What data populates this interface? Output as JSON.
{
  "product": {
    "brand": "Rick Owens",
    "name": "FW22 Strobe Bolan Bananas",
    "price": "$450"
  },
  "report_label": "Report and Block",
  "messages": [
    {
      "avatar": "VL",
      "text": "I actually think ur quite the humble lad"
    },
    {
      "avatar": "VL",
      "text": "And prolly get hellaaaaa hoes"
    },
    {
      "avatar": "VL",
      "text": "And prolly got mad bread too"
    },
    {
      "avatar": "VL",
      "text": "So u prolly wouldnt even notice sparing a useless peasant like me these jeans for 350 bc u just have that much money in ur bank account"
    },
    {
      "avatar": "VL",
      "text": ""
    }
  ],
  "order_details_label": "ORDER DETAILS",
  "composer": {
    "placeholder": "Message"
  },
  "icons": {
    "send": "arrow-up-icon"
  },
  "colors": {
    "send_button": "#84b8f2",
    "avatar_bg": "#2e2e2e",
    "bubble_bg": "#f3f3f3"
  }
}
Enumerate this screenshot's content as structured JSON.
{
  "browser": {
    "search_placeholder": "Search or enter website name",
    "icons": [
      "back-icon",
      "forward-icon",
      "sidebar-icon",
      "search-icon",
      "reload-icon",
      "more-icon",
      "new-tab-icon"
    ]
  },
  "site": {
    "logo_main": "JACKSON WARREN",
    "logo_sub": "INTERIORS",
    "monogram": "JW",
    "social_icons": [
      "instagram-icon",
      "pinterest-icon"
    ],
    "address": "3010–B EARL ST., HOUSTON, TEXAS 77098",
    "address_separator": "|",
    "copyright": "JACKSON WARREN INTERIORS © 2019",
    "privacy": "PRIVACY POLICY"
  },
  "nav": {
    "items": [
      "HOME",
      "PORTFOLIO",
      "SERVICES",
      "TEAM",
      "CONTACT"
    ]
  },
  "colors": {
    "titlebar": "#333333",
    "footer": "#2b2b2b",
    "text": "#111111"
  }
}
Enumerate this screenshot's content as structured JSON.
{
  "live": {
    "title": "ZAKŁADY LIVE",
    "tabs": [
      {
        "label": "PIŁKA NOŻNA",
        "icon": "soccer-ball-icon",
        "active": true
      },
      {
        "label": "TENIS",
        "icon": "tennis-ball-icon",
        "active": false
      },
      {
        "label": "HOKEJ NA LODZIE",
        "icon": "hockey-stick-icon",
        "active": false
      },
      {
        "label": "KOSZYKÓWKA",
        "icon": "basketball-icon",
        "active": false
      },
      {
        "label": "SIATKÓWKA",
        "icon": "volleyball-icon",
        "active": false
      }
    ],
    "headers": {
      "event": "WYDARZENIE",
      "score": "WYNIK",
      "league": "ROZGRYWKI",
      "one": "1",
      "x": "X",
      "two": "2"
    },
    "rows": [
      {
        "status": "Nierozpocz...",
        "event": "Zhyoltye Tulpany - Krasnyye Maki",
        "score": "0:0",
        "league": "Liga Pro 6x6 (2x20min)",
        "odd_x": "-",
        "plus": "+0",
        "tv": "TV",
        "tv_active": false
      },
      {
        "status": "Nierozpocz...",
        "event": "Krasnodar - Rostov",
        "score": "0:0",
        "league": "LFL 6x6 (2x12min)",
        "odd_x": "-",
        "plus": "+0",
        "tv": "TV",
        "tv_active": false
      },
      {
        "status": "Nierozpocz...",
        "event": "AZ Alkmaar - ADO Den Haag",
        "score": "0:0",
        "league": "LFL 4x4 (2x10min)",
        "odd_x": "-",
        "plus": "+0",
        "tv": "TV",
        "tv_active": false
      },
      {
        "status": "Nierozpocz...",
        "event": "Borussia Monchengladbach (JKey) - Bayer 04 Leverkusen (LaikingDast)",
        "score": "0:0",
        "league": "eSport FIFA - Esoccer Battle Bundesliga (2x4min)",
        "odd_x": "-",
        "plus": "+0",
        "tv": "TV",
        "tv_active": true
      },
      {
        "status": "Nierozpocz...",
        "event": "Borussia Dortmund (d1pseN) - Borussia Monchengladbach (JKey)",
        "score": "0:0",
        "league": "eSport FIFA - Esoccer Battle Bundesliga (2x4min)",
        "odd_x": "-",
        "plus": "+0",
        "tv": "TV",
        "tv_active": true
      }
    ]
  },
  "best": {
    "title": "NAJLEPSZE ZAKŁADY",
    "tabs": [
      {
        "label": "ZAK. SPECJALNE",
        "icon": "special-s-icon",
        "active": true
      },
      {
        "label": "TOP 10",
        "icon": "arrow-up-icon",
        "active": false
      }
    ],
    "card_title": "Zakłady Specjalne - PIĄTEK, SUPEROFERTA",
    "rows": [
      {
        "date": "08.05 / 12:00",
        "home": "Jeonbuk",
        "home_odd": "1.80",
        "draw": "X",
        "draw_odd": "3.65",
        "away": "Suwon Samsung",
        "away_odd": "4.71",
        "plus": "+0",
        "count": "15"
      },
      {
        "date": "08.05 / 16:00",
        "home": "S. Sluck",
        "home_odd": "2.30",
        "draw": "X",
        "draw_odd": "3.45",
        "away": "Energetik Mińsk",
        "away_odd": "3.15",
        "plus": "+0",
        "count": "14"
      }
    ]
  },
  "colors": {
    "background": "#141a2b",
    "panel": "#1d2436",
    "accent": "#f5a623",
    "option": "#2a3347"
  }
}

◆ AIM:
The records above must be repeated exactly, every one of them.

◆ RESULT OF THIS TASK:
What data populates this interface? Output as JSON.
{
  "product": {
    "brand": "Rick Owens",
    "name": "FW22 Strobe Bolan Bananas",
    "price": "$450"
  },
  "report_label": "Report and Block",
  "messages": [
    {
      "avatar": "VL",
      "text": "I actually think ur quite the humble lad"
    },
    {
      "avatar": "VL",
      "text": "And prolly get hellaaaaa hoes"
    },
    {
      "avatar": "VL",
      "text": "And prolly got mad bread too"
    },
    {
      "avatar": "VL",
      "text": "So u prolly wouldnt even notice sparing a useless peasant like me these jeans for 350 bc u just have that much money in ur bank account"
    },
    {
      "avatar": "VL",
      "text": ""
    }
  ],
  "order_details_label": "ORDER DETAILS",
  "composer": {
    "placeholder": "Message"
  },
  "icons": {
    "send": "arrow-up-icon"
  },
  "colors": {
    "send_button": "#84b8f2",
    "avatar_bg": "#2e2e2e",
    "bubble_bg": "#f3f3f3"
  }
}
Enumerate this screenshot's content as structured JSON.
{
  "browser": {
    "search_placeholder": "Search or enter website name",
    "icons": [
      "back-icon",
      "forward-icon",
      "sidebar-icon",
      "search-icon",
      "reload-icon",
      "more-icon",
      "new-tab-icon"
    ]
  },
  "site": {
    "logo_main": "JACKSON WARREN",
    "logo_sub": "INTERIORS",
    "monogram": "JW",
    "social_icons": [
      "instagram-icon",
      "pinterest-icon"
    ],
    "address": "3010–B EARL ST., HOUSTON, TEXAS 77098",
    "address_separator": "|",
    "copyright": "JACKSON WARREN INTERIORS © 2019",
    "privacy": "PRIVACY POLICY"
  },
  "nav": {
    "items": [
      "HOME",
      "PORTFOLIO",
      "SERVICES",
      "TEAM",
      "CONTACT"
    ]
  },
  "colors": {
    "titlebar": "#333333",
    "footer": "#2b2b2b",
    "text": "#111111"
  }
}
Enumerate this screenshot's content as structured JSON.
{
  "live": {
    "title": "ZAKŁADY LIVE",
    "tabs": [
      {
        "label": "PIŁKA NOŻNA",
        "icon": "soccer-ball-icon",
        "active": true
      },
      {
        "label": "TENIS",
        "icon": "tennis-ball-icon",
        "active": false
      },
      {
        "label": "HOKEJ NA LODZIE",
        "icon": "hockey-stick-icon",
        "active": false
      },
      {
        "label": "KOSZYKÓWKA",
        "icon": "basketball-icon",
        "active": false
      },
      {
        "label": "SIATKÓWKA",
        "icon": "volleyball-icon",
        "active": false
      }
    ],
    "headers": {
      "event": "WYDARZENIE",
      "score": "WYNIK",
      "league": "ROZGRYWKI",
      "one": "1",
      "x": "X",
      "two": "2"
    },
    "rows": [
      {
        "status": "Nierozpocz...",
        "event": "Zhyoltye Tulpany - Krasnyye Maki",
        "score": "0:0",
        "league": "Liga Pro 6x6 (2x20min)",
        "odd_x": "-",
        "plus": "+0",
        "tv": "TV",
        "tv_active": false
      },
      {
        "status": "Nierozpocz...",
        "event": "Krasnodar - Rostov",
        "score": "0:0",
        "league": "LFL 6x6 (2x12min)",
        "odd_x": "-",
        "plus": "+0",
        "tv": "TV",
        "tv_active": false
      },
      {
        "status": "Nierozpocz...",
        "event": "AZ Alkmaar - ADO Den Haag",
        "score": "0:0",
        "league": "LFL 4x4 (2x10min)",
        "odd_x": "-",
        "plus": "+0",
        "tv": "TV",
        "tv_active": false
      },
      {
        "status": "Nierozpocz...",
        "event": "Borussia Monchengladbach (JKey) - Bayer 04 Leverkusen (LaikingDast)",
        "score": "0:0",
        "league": "eSport FIFA - Esoccer Battle Bundesliga (2x4min)",
        "odd_x": "-",
        "plus": "+0",
        "tv": "TV",
        "tv_active": true
      },
      {
        "status": "Nierozpocz...",
        "event": "Borussia Dortmund (d1pseN) - Borussia Monchengladbach (JKey)",
        "score": "0:0",
        "league": "eSport FIFA - Esoccer Battle Bundesliga (2x4min)",
        "odd_x": "-",
        "plus": "+0",
        "tv": "TV",
        "tv_active": true
      }
    ]
  },
  "best": {
    "title": "NAJLEPSZE ZAKŁADY",
    "tabs": [
      {
        "label": "ZAK. SPECJALNE",
        "icon": "special-s-icon",
        "active": true
      },
      {
        "label": "TOP 10",
        "icon": "arrow-up-icon",
        "active": false
      }
    ],
    "card_title": "Zakłady Specjalne - PIĄTEK, SUPEROFERTA",
    "rows": [
      {
        "date": "08.05 / 12:00",
        "home": "Jeonbuk",
        "home_odd": "1.80",
        "draw": "X",
        "draw_odd": "3.65",
        "away": "Suwon Samsung",
        "away_odd": "4.71",
        "plus": "+0",
        "count": "15"
      },
      {
        "date": "08.05 / 16:00",
        "home": "S. Sluck",
        "home_odd": "2.30",
        "draw": "X",
        "draw_odd": "3.45",
        "away": "Energetik Mińsk",
        "away_odd": "3.15",
        "plus": "+0",
        "count": "14"
      }
    ]
  },
  "colors": {
    "background": "#141a2b",
    "panel": "#1d2436",
    "accent": "#f5a623",
    "option": "#2a3347"
  }
}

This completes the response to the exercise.